## Records shown
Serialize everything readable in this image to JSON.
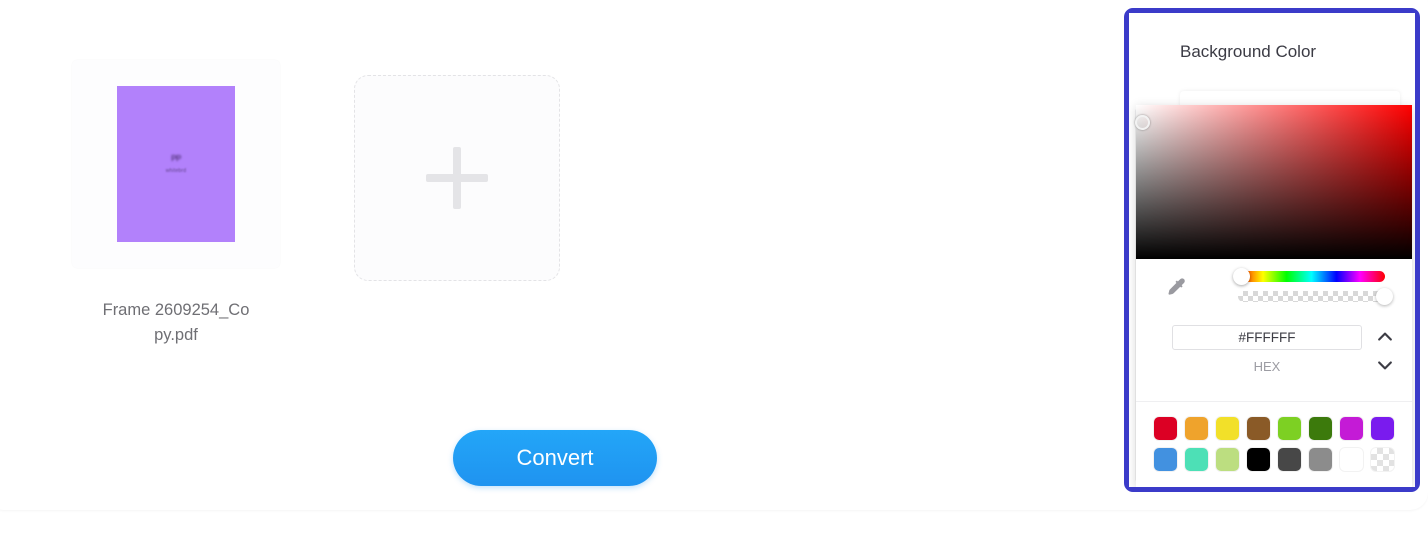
{
  "files": {
    "items": [
      {
        "name": "Frame 2609254_Copy.pdf",
        "thumb_line_1": "PP",
        "thumb_line_2": "whitebrd",
        "thumb_color": "#B281FB"
      }
    ],
    "add_label": "+"
  },
  "actions": {
    "convert_label": "Convert"
  },
  "panel": {
    "title": "Background Color",
    "select_value": "",
    "picker": {
      "hex_value": "#FFFFFF",
      "hex_label": "HEX",
      "eyedropper_name": "eyedropper-icon",
      "stepper_up": "⌃",
      "stepper_down": "⌄",
      "swatches_row_1": [
        "#DC0024",
        "#EFA32C",
        "#F2E029",
        "#8A5A27",
        "#7DD023",
        "#3C7A0C",
        "#C41BD6",
        "#7A1BEE"
      ],
      "swatches_row_2": [
        "#4291E0",
        "#4DE0B6",
        "#BCDE80",
        "#000000",
        "#474747",
        "#8C8C8C",
        "#FFFFFF",
        "transparent"
      ]
    }
  },
  "colors": {
    "accent_blue": "#1F93F0",
    "highlight_border": "#3B3BC9",
    "panel_title": "#3B3B44"
  }
}
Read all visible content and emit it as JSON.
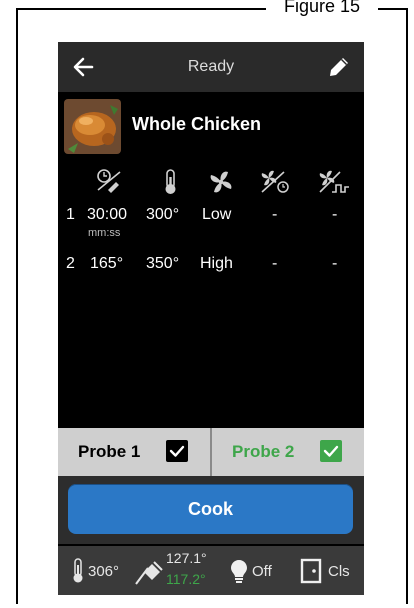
{
  "figure": {
    "label": "Figure 15"
  },
  "header": {
    "title": "Ready",
    "back_icon": "arrow-left-icon",
    "edit_icon": "pencil-icon"
  },
  "recipe": {
    "name": "Whole Chicken",
    "thumbnail": "roast-chicken-image"
  },
  "columns": [
    {
      "icon": "timer-probe-icon"
    },
    {
      "icon": "thermometer-icon"
    },
    {
      "icon": "fan-icon"
    },
    {
      "icon": "fan-timer-icon"
    },
    {
      "icon": "fan-pulse-icon"
    }
  ],
  "steps": [
    {
      "index": "1",
      "time": "30:00",
      "time_unit": "mm:ss",
      "temp": "300°",
      "fan": "Low",
      "fan_timer": "-",
      "fan_pulse": "-"
    },
    {
      "index": "2",
      "time": "165°",
      "time_unit": "",
      "temp": "350°",
      "fan": "High",
      "fan_timer": "-",
      "fan_pulse": "-"
    }
  ],
  "probes": [
    {
      "label": "Probe 1",
      "checked": true,
      "color": "#000000"
    },
    {
      "label": "Probe 2",
      "checked": true,
      "color": "#3ea64a"
    }
  ],
  "actions": {
    "cook_label": "Cook"
  },
  "status": {
    "oven_temp": "306°",
    "probe_1_temp": "127.1°",
    "probe_2_temp": "117.2°",
    "light": "Off",
    "door": "Cls"
  },
  "colors": {
    "accent": "#2b78c6",
    "probe2": "#3ea64a",
    "probe2_temp": "#3ea64a"
  }
}
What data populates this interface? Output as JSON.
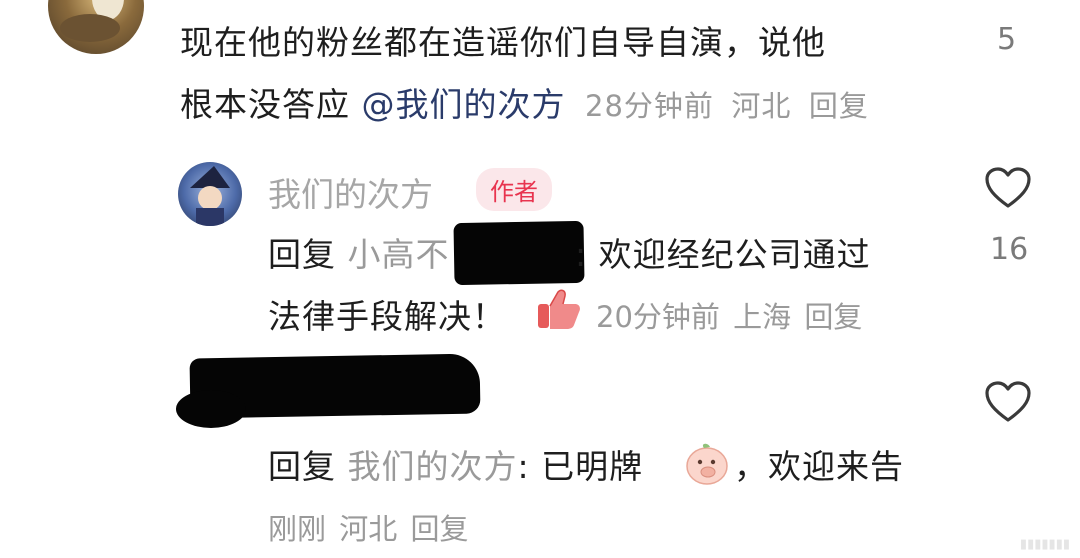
{
  "comment_top": {
    "text_line1": "现在他的粉丝都在造谣你们自导自演，说他",
    "text_line2": "根本没答应 ",
    "mention": "@我们的次方",
    "time": "28分钟前",
    "location": "河北",
    "reply_label": "回复",
    "like_count": "5"
  },
  "reply_author": {
    "username": "我们的次方",
    "badge": "作者",
    "reply_prefix": "回复",
    "reply_to": "小高不",
    "text_line1_after": ": 欢迎经纪公司通过",
    "text_line2": "法律手段解决！",
    "emoji_icon": "thumbs-up-emoji",
    "time": "20分钟前",
    "location": "上海",
    "reply_label": "回复",
    "like_count": "16"
  },
  "reply_second": {
    "reply_prefix": "回复",
    "reply_to": "我们的次方",
    "text_before_emoji": ": 已明牌",
    "emoji_icon": "peach-cover-mouth-emoji",
    "text_after_emoji": "，欢迎来告",
    "time": "刚刚",
    "location": "河北",
    "reply_label": "回复"
  },
  "colors": {
    "badge_bg": "#fbe7ea",
    "badge_text": "#e8344f",
    "meta_text": "#9a9a9a",
    "mention": "#2a3b6a"
  }
}
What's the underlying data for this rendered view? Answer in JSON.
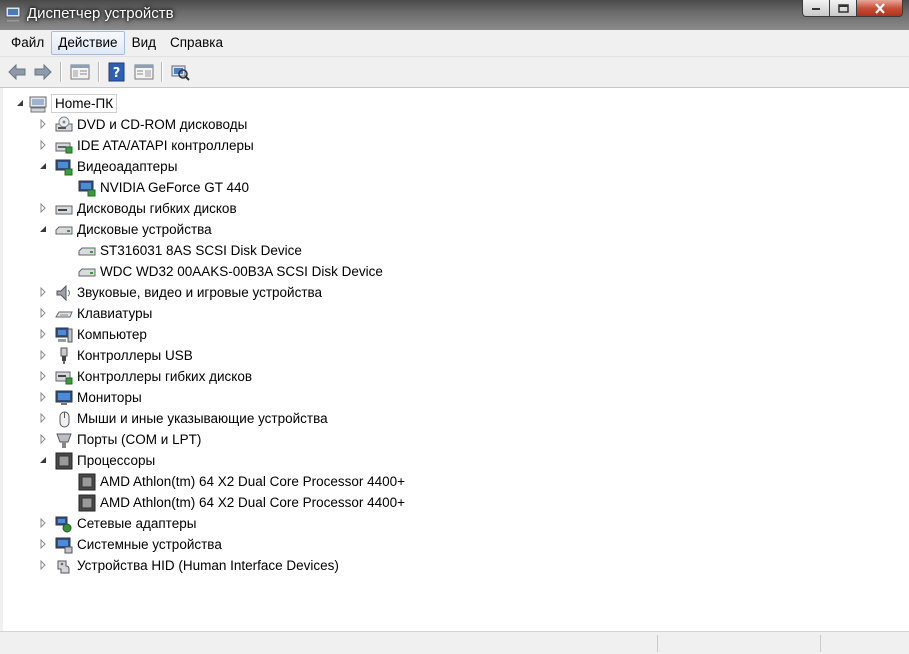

## Directive
Quote each record exactly as it stands, minus the pictures.

## Final result
Serialize everything readable in this image to JSON.
{
  "files": {
    "items": [
      {
        "name": "Frame 2609254_Copy.pdf",
        "thumb_line_1": "PP",
        "thumb_line_2": "whitebrd",
        "thumb_color": "#B281FB"
      }
    ],
    "add_label": "+"
  },
  "actions": {
    "convert_label": "Convert"
  },
  "panel": {
    "title": "Background Color",
    "select_value": "",
    "picker": {
      "hex_value": "#FFFFFF",
      "hex_label": "HEX",
      "eyedropper_name": "eyedropper-icon",
      "stepper_up": "⌃",
      "stepper_down": "⌄",
      "swatches_row_1": [
        "#DC0024",
        "#EFA32C",
        "#F2E029",
        "#8A5A27",
        "#7DD023",
        "#3C7A0C",
        "#C41BD6",
        "#7A1BEE"
      ],
      "swatches_row_2": [
        "#4291E0",
        "#4DE0B6",
        "#BCDE80",
        "#000000",
        "#474747",
        "#8C8C8C",
        "#FFFFFF",
        "transparent"
      ]
    }
  },
  "colors": {
    "accent_blue": "#1F93F0",
    "highlight_border": "#3B3BC9",
    "panel_title": "#3B3B44"
  }
}
Read all visible content and emit it as JSON.
{
  "figure": {
    "label": "Figure 15"
  },
  "header": {
    "title": "Ready",
    "back_icon": "arrow-left-icon",
    "edit_icon": "pencil-icon"
  },
  "recipe": {
    "name": "Whole Chicken",
    "thumbnail": "roast-chicken-image"
  },
  "columns": [
    {
      "icon": "timer-probe-icon"
    },
    {
      "icon": "thermometer-icon"
    },
    {
      "icon": "fan-icon"
    },
    {
      "icon": "fan-timer-icon"
    },
    {
      "icon": "fan-pulse-icon"
    }
  ],
  "steps": [
    {
      "index": "1",
      "time": "30:00",
      "time_unit": "mm:ss",
      "temp": "300°",
      "fan": "Low",
      "fan_timer": "-",
      "fan_pulse": "-"
    },
    {
      "index": "2",
      "time": "165°",
      "time_unit": "",
      "temp": "350°",
      "fan": "High",
      "fan_timer": "-",
      "fan_pulse": "-"
    }
  ],
  "probes": [
    {
      "label": "Probe 1",
      "checked": true,
      "color": "#000000"
    },
    {
      "label": "Probe 2",
      "checked": true,
      "color": "#3ea64a"
    }
  ],
  "actions": {
    "cook_label": "Cook"
  },
  "status": {
    "oven_temp": "306°",
    "probe_1_temp": "127.1°",
    "probe_2_temp": "117.2°",
    "light": "Off",
    "door": "Cls"
  },
  "colors": {
    "accent": "#2b78c6",
    "probe2": "#3ea64a",
    "probe2_temp": "#3ea64a"
  }
}
What data populates this interface? Output as JSON.
{
  "comment_top": {
    "text_line1": "现在他的粉丝都在造谣你们自导自演，说他",
    "text_line2": "根本没答应 ",
    "mention": "@我们的次方",
    "time": "28分钟前",
    "location": "河北",
    "reply_label": "回复",
    "like_count": "5"
  },
  "reply_author": {
    "username": "我们的次方",
    "badge": "作者",
    "reply_prefix": "回复",
    "reply_to": "小高不",
    "text_line1_after": ": 欢迎经纪公司通过",
    "text_line2": "法律手段解决！",
    "emoji_icon": "thumbs-up-emoji",
    "time": "20分钟前",
    "location": "上海",
    "reply_label": "回复",
    "like_count": "16"
  },
  "reply_second": {
    "reply_prefix": "回复",
    "reply_to": "我们的次方",
    "text_before_emoji": ": 已明牌",
    "emoji_icon": "peach-cover-mouth-emoji",
    "text_after_emoji": "，欢迎来告",
    "time": "刚刚",
    "location": "河北",
    "reply_label": "回复"
  },
  "colors": {
    "badge_bg": "#fbe7ea",
    "badge_text": "#e8344f",
    "meta_text": "#9a9a9a",
    "mention": "#2a3b6a"
  }
}
What's the underlying data for this rendered view? Answer in JSON.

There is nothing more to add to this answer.